Copy every line of the listing exactly.

◆ Source records:

<<<<

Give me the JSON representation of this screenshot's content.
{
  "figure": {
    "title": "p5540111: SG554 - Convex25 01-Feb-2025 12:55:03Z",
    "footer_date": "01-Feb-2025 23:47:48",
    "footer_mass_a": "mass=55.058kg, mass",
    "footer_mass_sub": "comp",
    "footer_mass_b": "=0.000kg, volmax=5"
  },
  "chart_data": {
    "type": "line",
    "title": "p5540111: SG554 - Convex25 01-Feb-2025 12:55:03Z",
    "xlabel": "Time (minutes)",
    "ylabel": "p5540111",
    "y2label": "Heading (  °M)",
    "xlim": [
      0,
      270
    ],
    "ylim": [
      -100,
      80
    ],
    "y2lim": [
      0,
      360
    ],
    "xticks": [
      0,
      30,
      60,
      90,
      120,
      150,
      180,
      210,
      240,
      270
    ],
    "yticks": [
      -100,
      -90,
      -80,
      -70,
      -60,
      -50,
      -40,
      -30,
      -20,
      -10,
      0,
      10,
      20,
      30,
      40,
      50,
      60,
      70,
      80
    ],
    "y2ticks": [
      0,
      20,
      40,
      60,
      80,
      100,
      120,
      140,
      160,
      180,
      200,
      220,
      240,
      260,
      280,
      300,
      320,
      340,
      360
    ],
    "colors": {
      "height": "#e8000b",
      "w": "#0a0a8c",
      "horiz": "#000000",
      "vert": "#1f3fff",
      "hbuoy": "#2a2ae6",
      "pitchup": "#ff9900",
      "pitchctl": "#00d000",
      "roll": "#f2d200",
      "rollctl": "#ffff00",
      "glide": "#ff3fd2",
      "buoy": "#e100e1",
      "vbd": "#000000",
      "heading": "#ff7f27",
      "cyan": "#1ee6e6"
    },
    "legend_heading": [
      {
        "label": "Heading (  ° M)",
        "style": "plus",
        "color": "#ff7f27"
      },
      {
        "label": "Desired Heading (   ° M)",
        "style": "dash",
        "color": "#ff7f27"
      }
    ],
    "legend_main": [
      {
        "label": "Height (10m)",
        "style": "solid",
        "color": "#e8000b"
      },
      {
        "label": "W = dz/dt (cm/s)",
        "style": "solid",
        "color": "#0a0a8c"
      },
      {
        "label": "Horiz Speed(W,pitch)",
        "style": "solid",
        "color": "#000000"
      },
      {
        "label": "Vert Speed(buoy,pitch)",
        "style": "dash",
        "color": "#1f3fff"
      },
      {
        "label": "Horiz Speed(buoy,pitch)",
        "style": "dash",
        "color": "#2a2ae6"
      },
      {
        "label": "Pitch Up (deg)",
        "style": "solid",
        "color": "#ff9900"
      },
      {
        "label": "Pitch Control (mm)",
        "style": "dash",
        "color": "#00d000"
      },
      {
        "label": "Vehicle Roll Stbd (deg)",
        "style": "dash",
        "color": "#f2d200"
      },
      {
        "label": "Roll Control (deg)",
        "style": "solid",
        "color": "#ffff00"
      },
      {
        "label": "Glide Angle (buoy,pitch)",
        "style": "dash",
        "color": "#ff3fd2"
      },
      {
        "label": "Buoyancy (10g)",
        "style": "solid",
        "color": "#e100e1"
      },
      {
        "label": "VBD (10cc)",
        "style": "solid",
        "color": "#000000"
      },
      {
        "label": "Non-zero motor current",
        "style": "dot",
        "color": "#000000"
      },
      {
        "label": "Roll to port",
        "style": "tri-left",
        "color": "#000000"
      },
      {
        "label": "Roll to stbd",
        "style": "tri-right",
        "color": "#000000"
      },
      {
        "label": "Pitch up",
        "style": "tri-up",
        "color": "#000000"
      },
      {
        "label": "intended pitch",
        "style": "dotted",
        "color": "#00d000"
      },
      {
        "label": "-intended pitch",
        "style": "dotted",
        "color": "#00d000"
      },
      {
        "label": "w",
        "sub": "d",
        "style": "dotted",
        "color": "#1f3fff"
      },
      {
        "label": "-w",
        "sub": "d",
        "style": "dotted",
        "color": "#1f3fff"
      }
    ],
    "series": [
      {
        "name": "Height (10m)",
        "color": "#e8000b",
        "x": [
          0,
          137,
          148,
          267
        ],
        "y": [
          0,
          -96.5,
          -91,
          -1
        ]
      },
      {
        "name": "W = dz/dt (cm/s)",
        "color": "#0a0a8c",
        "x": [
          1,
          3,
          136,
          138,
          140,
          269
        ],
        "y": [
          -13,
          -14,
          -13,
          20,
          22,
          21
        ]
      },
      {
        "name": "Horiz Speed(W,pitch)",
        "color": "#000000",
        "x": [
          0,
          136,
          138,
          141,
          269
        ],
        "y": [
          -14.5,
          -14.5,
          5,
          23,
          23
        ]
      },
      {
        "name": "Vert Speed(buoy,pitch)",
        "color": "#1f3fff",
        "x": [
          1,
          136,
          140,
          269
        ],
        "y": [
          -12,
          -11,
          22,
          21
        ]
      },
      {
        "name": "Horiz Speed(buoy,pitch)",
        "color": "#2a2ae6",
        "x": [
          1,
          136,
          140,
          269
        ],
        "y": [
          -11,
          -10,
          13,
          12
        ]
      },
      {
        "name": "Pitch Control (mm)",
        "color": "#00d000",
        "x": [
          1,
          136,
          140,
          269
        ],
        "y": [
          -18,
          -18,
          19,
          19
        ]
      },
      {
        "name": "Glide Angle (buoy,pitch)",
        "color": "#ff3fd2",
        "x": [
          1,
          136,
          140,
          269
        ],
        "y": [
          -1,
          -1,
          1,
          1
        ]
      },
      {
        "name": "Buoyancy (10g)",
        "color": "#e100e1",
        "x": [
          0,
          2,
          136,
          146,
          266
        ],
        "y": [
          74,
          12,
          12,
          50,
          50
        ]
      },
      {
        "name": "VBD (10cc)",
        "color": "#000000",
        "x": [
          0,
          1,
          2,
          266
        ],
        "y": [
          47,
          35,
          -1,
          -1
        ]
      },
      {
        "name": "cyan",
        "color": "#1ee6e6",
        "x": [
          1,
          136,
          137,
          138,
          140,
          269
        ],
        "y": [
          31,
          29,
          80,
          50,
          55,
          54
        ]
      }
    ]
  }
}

>>>>

◆ Written answer:
Give me the JSON representation of this screenshot's content.
{
  "figure": {
    "title": "p5540111: SG554 - Convex25 01-Feb-2025 12:55:03Z",
    "footer_date": "01-Feb-2025 23:47:48",
    "footer_mass_a": "mass=55.058kg, mass",
    "footer_mass_sub": "comp",
    "footer_mass_b": "=0.000kg, volmax=5"
  },
  "chart_data": {
    "type": "line",
    "title": "p5540111: SG554 - Convex25 01-Feb-2025 12:55:03Z",
    "xlabel": "Time (minutes)",
    "ylabel": "p5540111",
    "y2label": "Heading (  °M)",
    "xlim": [
      0,
      270
    ],
    "ylim": [
      -100,
      80
    ],
    "y2lim": [
      0,
      360
    ],
    "xticks": [
      0,
      30,
      60,
      90,
      120,
      150,
      180,
      210,
      240,
      270
    ],
    "yticks": [
      -100,
      -90,
      -80,
      -70,
      -60,
      -50,
      -40,
      -30,
      -20,
      -10,
      0,
      10,
      20,
      30,
      40,
      50,
      60,
      70,
      80
    ],
    "y2ticks": [
      0,
      20,
      40,
      60,
      80,
      100,
      120,
      140,
      160,
      180,
      200,
      220,
      240,
      260,
      280,
      300,
      320,
      340,
      360
    ],
    "colors": {
      "height": "#e8000b",
      "w": "#0a0a8c",
      "horiz": "#000000",
      "vert": "#1f3fff",
      "hbuoy": "#2a2ae6",
      "pitchup": "#ff9900",
      "pitchctl": "#00d000",
      "roll": "#f2d200",
      "rollctl": "#ffff00",
      "glide": "#ff3fd2",
      "buoy": "#e100e1",
      "vbd": "#000000",
      "heading": "#ff7f27",
      "cyan": "#1ee6e6"
    },
    "legend_heading": [
      {
        "label": "Heading (  ° M)",
        "style": "plus",
        "color": "#ff7f27"
      },
      {
        "label": "Desired Heading (   ° M)",
        "style": "dash",
        "color": "#ff7f27"
      }
    ],
    "legend_main": [
      {
        "label": "Height (10m)",
        "style": "solid",
        "color": "#e8000b"
      },
      {
        "label": "W = dz/dt (cm/s)",
        "style": "solid",
        "color": "#0a0a8c"
      },
      {
        "label": "Horiz Speed(W,pitch)",
        "style": "solid",
        "color": "#000000"
      },
      {
        "label": "Vert Speed(buoy,pitch)",
        "style": "dash",
        "color": "#1f3fff"
      },
      {
        "label": "Horiz Speed(buoy,pitch)",
        "style": "dash",
        "color": "#2a2ae6"
      },
      {
        "label": "Pitch Up (deg)",
        "style": "solid",
        "color": "#ff9900"
      },
      {
        "label": "Pitch Control (mm)",
        "style": "dash",
        "color": "#00d000"
      },
      {
        "label": "Vehicle Roll Stbd (deg)",
        "style": "dash",
        "color": "#f2d200"
      },
      {
        "label": "Roll Control (deg)",
        "style": "solid",
        "color": "#ffff00"
      },
      {
        "label": "Glide Angle (buoy,pitch)",
        "style": "dash",
        "color": "#ff3fd2"
      },
      {
        "label": "Buoyancy (10g)",
        "style": "solid",
        "color": "#e100e1"
      },
      {
        "label": "VBD (10cc)",
        "style": "solid",
        "color": "#000000"
      },
      {
        "label": "Non-zero motor current",
        "style": "dot",
        "color": "#000000"
      },
      {
        "label": "Roll to port",
        "style": "tri-left",
        "color": "#000000"
      },
      {
        "label": "Roll to stbd",
        "style": "tri-right",
        "color": "#000000"
      },
      {
        "label": "Pitch up",
        "style": "tri-up",
        "color": "#000000"
      },
      {
        "label": "intended pitch",
        "style": "dotted",
        "color": "#00d000"
      },
      {
        "label": "-intended pitch",
        "style": "dotted",
        "color": "#00d000"
      },
      {
        "label": "w",
        "sub": "d",
        "style": "dotted",
        "color": "#1f3fff"
      },
      {
        "label": "-w",
        "sub": "d",
        "style": "dotted",
        "color": "#1f3fff"
      }
    ],
    "series": [
      {
        "name": "Height (10m)",
        "color": "#e8000b",
        "x": [
          0,
          137,
          148,
          267
        ],
        "y": [
          0,
          -96.5,
          -91,
          -1
        ]
      },
      {
        "name": "W = dz/dt (cm/s)",
        "color": "#0a0a8c",
        "x": [
          1,
          3,
          136,
          138,
          140,
          269
        ],
        "y": [
          -13,
          -14,
          -13,
          20,
          22,
          21
        ]
      },
      {
        "name": "Horiz Speed(W,pitch)",
        "color": "#000000",
        "x": [
          0,
          136,
          138,
          141,
          269
        ],
        "y": [
          -14.5,
          -14.5,
          5,
          23,
          23
        ]
      },
      {
        "name": "Vert Speed(buoy,pitch)",
        "color": "#1f3fff",
        "x": [
          1,
          136,
          140,
          269
        ],
        "y": [
          -12,
          -11,
          22,
          21
        ]
      },
      {
        "name": "Horiz Speed(buoy,pitch)",
        "color": "#2a2ae6",
        "x": [
          1,
          136,
          140,
          269
        ],
        "y": [
          -11,
          -10,
          13,
          12
        ]
      },
      {
        "name": "Pitch Control (mm)",
        "color": "#00d000",
        "x": [
          1,
          136,
          140,
          269
        ],
        "y": [
          -18,
          -18,
          19,
          19
        ]
      },
      {
        "name": "Glide Angle (buoy,pitch)",
        "color": "#ff3fd2",
        "x": [
          1,
          136,
          140,
          269
        ],
        "y": [
          -1,
          -1,
          1,
          1
        ]
      },
      {
        "name": "Buoyancy (10g)",
        "color": "#e100e1",
        "x": [
          0,
          2,
          136,
          146,
          266
        ],
        "y": [
          74,
          12,
          12,
          50,
          50
        ]
      },
      {
        "name": "VBD (10cc)",
        "color": "#000000",
        "x": [
          0,
          1,
          2,
          266
        ],
        "y": [
          47,
          35,
          -1,
          -1
        ]
      },
      {
        "name": "cyan",
        "color": "#1ee6e6",
        "x": [
          1,
          136,
          137,
          138,
          140,
          269
        ],
        "y": [
          31,
          29,
          80,
          50,
          55,
          54
        ]
      }
    ]
  }
}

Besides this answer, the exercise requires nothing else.